— Begin —

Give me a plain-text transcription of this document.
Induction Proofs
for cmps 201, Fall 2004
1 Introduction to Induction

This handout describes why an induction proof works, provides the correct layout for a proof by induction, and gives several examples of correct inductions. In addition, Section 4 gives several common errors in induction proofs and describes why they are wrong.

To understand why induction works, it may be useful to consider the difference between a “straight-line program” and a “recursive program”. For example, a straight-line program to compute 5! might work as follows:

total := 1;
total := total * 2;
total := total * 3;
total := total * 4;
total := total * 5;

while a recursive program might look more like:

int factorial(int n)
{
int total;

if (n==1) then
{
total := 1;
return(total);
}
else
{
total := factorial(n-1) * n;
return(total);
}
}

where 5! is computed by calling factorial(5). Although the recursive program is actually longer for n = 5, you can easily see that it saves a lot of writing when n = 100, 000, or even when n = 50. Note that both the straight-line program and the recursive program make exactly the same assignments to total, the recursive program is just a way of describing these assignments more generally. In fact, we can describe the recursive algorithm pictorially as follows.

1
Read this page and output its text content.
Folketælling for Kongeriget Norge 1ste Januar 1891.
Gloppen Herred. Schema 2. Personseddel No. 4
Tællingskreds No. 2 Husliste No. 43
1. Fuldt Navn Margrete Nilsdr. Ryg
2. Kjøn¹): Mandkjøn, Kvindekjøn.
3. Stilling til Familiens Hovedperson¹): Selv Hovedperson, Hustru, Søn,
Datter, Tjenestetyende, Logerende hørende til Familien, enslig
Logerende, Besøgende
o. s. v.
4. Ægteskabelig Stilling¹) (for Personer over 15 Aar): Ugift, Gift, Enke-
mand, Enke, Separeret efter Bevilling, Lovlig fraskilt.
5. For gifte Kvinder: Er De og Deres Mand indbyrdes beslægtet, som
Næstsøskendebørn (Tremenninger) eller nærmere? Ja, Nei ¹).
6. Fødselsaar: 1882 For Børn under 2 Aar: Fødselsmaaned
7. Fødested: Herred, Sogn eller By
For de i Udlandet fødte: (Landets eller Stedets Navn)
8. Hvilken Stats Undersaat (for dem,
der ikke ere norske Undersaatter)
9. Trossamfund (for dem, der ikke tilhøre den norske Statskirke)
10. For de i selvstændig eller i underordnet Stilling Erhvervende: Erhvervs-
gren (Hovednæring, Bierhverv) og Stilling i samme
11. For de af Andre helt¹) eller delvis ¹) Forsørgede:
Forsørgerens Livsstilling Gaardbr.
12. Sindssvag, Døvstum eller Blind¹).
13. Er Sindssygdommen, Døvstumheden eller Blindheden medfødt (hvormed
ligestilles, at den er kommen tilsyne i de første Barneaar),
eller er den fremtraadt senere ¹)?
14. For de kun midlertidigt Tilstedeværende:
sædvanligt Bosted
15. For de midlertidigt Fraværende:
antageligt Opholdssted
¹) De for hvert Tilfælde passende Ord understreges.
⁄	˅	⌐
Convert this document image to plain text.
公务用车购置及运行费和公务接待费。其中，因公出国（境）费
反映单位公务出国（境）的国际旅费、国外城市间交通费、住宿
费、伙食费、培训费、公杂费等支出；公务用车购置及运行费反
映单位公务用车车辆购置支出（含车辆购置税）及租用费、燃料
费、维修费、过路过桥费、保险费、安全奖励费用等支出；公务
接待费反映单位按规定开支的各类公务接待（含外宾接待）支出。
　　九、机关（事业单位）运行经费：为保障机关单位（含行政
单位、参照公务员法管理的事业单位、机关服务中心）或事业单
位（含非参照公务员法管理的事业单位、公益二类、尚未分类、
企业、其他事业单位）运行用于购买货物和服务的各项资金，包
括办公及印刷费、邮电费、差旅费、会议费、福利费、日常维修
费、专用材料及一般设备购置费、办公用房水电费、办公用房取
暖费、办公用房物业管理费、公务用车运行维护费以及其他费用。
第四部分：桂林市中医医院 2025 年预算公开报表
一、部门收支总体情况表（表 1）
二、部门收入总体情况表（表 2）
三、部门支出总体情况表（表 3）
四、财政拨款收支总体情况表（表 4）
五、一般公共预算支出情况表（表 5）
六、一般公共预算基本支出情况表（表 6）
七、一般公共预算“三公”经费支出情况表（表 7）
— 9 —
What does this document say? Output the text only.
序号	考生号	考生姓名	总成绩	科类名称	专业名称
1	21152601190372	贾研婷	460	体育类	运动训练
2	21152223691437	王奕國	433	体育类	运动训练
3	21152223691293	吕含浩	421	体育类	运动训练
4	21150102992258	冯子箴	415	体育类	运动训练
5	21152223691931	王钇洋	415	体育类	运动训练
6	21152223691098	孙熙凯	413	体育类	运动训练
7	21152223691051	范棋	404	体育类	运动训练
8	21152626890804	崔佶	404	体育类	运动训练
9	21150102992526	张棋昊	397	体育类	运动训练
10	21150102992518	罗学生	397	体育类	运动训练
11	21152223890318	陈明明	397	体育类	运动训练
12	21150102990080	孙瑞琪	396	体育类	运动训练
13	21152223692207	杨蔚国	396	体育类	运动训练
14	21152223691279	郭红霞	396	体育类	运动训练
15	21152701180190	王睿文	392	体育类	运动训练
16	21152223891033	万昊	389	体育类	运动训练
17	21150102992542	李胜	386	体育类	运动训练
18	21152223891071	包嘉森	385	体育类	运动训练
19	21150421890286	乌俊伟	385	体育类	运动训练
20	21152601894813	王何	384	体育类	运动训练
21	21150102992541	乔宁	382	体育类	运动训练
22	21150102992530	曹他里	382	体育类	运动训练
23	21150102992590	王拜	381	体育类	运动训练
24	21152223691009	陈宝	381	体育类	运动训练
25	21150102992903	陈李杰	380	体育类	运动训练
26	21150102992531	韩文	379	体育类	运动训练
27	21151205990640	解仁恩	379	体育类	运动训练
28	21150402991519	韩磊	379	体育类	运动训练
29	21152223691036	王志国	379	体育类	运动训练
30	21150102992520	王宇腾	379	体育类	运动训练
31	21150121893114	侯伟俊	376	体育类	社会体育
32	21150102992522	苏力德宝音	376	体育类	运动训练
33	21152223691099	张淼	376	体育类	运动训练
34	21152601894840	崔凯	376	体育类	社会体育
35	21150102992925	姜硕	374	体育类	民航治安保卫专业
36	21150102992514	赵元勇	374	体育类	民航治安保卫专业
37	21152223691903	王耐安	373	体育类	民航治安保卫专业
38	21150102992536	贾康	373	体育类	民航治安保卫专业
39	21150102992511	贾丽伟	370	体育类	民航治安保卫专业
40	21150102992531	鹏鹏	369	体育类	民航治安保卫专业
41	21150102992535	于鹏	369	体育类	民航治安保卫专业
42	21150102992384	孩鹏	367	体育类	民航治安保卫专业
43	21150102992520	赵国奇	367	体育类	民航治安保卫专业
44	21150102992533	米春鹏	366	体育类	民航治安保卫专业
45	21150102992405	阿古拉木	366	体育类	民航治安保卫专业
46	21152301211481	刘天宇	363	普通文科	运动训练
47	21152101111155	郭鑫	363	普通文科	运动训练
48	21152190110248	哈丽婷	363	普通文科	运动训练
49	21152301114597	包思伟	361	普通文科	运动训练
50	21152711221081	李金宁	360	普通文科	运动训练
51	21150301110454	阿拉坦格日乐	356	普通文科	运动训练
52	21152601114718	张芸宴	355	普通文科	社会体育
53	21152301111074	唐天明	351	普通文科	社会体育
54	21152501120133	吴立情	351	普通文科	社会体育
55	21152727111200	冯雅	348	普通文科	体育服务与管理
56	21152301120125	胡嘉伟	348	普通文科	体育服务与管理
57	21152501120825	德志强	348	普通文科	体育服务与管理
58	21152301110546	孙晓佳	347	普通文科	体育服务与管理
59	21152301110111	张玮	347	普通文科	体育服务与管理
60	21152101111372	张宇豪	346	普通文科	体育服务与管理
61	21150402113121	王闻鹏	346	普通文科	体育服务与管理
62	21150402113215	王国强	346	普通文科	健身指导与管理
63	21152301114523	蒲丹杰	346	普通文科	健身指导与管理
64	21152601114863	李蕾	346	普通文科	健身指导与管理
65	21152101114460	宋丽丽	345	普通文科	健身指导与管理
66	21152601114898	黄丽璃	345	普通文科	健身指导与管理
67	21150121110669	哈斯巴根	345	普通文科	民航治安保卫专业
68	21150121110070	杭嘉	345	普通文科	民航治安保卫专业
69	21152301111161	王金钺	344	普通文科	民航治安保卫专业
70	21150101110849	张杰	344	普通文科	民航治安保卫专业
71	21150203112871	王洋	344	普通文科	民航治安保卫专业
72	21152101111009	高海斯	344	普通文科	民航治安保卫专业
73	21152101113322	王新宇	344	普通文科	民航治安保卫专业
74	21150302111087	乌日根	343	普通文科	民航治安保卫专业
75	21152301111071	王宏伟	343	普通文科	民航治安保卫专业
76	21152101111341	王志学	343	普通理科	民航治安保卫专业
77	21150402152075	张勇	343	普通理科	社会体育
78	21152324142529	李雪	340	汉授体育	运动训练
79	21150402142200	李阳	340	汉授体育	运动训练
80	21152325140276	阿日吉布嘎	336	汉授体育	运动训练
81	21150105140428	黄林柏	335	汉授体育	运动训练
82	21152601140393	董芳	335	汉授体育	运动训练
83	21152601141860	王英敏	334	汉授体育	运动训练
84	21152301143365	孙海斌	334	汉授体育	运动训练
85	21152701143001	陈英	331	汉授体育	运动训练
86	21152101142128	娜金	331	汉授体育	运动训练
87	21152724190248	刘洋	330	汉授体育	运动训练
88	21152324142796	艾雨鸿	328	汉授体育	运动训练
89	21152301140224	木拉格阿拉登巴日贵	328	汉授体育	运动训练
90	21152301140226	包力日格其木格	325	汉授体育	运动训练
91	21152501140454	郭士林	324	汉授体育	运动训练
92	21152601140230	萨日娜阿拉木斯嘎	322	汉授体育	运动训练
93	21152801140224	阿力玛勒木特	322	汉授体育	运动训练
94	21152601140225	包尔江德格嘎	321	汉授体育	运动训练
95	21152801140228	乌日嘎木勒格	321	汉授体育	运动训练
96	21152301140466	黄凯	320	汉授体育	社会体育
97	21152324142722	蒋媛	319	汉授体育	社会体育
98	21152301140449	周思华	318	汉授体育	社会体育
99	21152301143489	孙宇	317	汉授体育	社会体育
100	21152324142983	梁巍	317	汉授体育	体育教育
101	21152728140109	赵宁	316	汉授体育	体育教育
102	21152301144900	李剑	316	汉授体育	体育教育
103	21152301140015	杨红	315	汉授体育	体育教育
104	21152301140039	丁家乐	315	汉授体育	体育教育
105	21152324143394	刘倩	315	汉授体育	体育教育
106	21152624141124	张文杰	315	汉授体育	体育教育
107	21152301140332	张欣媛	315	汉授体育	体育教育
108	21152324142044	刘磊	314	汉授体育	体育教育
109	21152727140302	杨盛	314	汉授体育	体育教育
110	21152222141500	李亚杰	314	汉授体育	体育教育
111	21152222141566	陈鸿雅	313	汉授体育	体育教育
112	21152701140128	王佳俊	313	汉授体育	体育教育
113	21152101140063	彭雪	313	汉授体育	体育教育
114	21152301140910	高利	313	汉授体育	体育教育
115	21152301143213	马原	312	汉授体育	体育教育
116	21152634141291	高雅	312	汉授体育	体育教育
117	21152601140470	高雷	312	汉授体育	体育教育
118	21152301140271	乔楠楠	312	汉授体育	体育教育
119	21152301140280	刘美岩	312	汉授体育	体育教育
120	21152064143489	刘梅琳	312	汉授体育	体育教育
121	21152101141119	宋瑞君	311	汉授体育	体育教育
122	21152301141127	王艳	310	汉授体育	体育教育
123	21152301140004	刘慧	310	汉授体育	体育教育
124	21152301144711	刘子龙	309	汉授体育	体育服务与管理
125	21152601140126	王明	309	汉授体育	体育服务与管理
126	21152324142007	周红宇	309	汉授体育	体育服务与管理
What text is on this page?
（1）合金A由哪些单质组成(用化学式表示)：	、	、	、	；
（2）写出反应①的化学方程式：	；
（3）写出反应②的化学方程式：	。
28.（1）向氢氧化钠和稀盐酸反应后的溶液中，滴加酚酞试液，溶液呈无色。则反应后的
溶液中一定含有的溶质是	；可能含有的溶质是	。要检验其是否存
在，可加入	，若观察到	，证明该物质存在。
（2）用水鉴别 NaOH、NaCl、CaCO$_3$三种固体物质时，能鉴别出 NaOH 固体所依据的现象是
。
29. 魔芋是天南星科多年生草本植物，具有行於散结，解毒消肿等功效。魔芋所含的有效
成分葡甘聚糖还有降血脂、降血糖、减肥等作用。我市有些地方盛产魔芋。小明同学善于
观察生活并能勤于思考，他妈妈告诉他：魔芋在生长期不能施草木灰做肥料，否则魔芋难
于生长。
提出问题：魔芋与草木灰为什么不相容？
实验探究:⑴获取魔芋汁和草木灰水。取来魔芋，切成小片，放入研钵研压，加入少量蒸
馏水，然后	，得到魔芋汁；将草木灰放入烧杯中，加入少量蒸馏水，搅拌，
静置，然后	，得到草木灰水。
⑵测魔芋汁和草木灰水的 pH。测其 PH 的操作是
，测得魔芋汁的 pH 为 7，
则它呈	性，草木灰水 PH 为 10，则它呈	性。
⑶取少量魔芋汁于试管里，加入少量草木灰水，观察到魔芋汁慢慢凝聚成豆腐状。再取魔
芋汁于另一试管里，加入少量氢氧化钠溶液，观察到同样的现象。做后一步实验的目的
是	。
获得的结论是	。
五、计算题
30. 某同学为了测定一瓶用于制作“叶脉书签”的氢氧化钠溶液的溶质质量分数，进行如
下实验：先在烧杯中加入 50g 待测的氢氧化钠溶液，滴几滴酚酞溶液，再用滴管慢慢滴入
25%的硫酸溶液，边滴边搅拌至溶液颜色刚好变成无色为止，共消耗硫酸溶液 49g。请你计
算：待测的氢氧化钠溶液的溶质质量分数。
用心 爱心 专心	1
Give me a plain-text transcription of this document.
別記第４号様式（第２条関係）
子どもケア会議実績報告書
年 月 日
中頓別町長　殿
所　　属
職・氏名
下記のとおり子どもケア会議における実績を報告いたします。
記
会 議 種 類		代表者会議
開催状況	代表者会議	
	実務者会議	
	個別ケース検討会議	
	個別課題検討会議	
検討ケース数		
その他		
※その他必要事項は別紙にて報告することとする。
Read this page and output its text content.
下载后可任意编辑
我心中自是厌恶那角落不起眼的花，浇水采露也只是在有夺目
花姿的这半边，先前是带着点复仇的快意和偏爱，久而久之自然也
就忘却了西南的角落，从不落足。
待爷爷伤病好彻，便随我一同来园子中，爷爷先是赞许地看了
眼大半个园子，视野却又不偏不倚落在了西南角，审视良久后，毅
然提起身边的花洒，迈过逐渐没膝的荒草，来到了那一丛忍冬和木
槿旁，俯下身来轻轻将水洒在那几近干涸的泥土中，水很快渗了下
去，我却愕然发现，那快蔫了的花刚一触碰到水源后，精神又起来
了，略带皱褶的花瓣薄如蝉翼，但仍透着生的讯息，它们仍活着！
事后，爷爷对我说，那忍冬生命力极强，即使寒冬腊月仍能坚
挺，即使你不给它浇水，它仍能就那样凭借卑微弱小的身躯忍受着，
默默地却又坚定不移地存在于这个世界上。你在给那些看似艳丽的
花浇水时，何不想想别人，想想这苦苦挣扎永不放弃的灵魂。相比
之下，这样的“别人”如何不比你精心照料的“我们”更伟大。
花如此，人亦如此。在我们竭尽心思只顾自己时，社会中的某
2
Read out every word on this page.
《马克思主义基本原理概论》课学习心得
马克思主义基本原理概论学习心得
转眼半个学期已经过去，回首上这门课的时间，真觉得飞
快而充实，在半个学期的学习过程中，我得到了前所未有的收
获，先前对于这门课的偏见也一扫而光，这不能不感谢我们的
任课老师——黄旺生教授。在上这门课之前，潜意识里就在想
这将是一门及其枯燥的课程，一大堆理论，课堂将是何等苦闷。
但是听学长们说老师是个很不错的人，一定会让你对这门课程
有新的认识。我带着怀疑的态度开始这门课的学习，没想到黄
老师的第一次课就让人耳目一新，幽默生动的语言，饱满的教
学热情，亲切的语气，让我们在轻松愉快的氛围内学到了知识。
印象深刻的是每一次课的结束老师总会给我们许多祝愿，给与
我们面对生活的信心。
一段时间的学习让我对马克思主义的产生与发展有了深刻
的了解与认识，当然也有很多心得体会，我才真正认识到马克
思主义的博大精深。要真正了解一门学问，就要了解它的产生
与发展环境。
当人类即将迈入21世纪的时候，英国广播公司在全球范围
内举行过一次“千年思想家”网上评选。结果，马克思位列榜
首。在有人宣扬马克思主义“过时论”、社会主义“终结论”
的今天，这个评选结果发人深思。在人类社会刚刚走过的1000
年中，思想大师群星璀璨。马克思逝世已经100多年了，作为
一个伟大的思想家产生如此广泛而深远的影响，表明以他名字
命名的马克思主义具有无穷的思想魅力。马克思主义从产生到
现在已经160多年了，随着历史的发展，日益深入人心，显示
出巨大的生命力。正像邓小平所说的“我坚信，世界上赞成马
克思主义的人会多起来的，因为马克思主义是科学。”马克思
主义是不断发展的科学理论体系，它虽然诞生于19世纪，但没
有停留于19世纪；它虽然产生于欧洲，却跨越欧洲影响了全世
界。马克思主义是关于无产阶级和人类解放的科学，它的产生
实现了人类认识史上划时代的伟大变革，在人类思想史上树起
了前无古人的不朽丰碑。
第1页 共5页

— End —

— What this task involves —
Copy out every line from the data above that has "Enke" in it.

— Answer to the task —
4. Ægteskabelig Stilling¹) (for Personer over 15 Aar): Ugift, Gift, Enke-
mand, Enke, Separeret efter Bevilling, Lovlig fraskilt.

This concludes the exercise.